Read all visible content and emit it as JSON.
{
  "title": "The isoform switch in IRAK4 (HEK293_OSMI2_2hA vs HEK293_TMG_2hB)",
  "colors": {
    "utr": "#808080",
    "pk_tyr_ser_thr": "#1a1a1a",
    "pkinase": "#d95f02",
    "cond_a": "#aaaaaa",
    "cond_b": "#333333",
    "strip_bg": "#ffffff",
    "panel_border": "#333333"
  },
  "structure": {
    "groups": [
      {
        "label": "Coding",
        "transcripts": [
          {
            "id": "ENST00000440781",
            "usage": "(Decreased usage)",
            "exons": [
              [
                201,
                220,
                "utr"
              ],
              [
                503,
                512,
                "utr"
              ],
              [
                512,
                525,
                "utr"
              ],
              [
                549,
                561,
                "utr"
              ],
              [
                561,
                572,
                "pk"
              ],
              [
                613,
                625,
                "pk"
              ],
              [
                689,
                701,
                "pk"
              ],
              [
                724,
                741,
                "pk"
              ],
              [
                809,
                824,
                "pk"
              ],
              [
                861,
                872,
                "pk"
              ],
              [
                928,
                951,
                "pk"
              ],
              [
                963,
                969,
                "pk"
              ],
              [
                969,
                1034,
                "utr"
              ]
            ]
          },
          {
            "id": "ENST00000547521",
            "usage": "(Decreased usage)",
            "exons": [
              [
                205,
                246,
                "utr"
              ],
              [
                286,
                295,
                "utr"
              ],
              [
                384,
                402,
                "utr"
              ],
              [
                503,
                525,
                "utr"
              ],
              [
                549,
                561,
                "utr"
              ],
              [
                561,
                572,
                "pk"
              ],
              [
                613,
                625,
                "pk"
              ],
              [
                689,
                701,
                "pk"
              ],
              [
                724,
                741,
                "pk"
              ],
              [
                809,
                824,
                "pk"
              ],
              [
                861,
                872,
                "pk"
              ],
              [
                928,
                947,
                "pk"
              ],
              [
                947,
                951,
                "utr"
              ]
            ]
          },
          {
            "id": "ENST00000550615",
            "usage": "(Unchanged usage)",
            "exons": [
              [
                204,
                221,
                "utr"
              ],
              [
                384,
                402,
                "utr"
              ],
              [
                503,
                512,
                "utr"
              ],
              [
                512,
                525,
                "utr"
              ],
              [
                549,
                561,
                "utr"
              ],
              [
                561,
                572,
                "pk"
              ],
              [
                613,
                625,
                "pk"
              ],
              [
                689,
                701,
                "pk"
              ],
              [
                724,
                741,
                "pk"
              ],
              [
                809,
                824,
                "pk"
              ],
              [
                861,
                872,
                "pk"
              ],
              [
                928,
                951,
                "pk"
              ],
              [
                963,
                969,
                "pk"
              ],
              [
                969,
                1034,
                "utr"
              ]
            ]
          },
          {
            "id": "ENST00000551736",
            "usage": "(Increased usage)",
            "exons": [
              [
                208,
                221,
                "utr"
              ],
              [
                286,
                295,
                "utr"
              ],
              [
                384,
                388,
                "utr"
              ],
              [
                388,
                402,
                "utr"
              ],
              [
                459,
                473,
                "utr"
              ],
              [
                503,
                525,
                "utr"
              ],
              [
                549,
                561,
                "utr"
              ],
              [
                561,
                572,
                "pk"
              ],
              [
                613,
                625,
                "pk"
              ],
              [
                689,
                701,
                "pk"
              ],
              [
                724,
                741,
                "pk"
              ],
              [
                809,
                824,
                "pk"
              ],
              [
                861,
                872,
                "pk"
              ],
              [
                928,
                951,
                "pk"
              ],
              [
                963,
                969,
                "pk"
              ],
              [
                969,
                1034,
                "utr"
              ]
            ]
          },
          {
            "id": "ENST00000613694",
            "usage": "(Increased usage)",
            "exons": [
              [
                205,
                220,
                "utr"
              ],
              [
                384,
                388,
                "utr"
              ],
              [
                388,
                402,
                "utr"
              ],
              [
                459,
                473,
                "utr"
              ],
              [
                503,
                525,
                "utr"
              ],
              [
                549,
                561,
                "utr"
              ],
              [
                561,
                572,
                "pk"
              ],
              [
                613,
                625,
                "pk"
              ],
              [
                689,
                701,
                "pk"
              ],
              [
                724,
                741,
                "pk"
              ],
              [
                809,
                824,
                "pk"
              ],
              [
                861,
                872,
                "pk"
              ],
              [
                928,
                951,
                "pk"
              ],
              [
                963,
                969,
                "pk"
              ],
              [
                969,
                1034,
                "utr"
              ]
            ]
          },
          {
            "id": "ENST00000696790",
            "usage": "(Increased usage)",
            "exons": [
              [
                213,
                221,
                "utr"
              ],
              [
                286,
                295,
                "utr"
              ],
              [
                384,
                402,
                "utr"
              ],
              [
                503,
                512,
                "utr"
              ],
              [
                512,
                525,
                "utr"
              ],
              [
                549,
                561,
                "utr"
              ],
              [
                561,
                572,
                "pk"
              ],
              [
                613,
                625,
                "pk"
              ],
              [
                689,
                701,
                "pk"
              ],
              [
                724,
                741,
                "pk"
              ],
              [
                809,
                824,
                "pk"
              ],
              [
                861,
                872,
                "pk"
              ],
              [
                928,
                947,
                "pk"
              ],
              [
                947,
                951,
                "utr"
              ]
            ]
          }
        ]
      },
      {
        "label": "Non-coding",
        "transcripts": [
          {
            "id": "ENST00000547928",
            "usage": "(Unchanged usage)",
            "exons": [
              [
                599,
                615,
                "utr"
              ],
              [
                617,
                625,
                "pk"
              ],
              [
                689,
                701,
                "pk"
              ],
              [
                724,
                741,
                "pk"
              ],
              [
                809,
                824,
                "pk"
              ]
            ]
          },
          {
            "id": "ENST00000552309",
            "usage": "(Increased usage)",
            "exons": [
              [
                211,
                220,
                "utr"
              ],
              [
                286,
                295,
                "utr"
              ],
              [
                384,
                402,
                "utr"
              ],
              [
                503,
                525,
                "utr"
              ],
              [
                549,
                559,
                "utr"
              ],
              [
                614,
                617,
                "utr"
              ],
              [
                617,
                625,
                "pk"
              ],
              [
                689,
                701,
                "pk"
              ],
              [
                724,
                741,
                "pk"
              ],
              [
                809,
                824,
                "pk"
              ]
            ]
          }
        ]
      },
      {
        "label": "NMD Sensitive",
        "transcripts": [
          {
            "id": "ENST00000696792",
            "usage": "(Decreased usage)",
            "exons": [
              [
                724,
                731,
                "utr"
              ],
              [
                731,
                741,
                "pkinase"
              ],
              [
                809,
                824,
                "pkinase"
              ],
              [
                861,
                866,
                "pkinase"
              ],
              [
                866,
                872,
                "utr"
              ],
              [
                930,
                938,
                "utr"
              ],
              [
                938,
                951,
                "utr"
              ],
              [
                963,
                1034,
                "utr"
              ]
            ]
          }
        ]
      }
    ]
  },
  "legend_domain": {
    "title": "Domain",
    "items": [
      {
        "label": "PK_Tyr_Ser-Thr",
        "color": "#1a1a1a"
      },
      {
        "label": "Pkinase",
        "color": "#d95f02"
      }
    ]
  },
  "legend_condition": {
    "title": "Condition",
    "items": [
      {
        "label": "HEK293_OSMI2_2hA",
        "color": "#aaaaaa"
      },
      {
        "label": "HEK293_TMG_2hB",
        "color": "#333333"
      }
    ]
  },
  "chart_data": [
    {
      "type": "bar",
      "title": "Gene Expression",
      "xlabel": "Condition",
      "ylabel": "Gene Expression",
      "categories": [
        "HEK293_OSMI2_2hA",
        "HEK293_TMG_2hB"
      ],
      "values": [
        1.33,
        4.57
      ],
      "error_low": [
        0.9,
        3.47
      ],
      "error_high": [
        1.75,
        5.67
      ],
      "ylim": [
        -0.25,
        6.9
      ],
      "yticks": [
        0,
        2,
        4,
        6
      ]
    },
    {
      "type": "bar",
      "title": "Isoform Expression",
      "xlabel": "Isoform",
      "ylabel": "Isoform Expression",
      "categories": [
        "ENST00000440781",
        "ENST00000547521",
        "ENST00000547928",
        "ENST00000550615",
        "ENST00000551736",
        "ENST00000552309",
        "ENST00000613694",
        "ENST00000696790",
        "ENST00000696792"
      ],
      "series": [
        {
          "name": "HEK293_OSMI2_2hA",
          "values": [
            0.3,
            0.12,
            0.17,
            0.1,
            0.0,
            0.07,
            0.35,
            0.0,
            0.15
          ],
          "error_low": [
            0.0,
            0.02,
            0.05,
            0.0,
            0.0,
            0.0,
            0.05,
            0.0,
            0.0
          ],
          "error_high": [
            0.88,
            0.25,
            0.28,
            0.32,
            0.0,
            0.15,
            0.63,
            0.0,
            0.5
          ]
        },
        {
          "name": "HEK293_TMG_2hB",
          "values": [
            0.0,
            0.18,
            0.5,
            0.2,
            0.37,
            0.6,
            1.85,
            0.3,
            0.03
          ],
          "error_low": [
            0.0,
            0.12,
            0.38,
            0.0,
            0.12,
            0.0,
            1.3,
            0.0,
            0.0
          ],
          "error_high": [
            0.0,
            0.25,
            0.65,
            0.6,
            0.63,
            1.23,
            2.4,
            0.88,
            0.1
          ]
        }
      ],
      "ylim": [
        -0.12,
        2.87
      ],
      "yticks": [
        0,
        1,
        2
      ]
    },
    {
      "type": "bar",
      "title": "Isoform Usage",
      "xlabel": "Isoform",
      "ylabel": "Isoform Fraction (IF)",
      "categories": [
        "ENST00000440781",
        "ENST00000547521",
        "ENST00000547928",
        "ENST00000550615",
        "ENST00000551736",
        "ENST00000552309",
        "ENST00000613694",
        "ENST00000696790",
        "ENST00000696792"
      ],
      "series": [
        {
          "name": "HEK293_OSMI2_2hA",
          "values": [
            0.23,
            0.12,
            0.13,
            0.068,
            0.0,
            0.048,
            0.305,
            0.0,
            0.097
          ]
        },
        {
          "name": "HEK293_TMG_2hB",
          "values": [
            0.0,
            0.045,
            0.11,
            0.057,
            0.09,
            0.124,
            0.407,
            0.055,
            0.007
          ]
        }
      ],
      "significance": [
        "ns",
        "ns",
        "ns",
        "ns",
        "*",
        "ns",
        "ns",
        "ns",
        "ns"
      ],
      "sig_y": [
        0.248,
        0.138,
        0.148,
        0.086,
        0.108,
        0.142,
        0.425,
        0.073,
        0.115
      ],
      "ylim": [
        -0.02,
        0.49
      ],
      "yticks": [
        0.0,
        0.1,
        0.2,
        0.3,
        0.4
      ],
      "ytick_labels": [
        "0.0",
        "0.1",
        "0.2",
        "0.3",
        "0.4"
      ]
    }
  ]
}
====
**What the task requires**
Check each line of the records for the string "Gene" and state how many lines contain it. Give only the number.

**Solution below**
2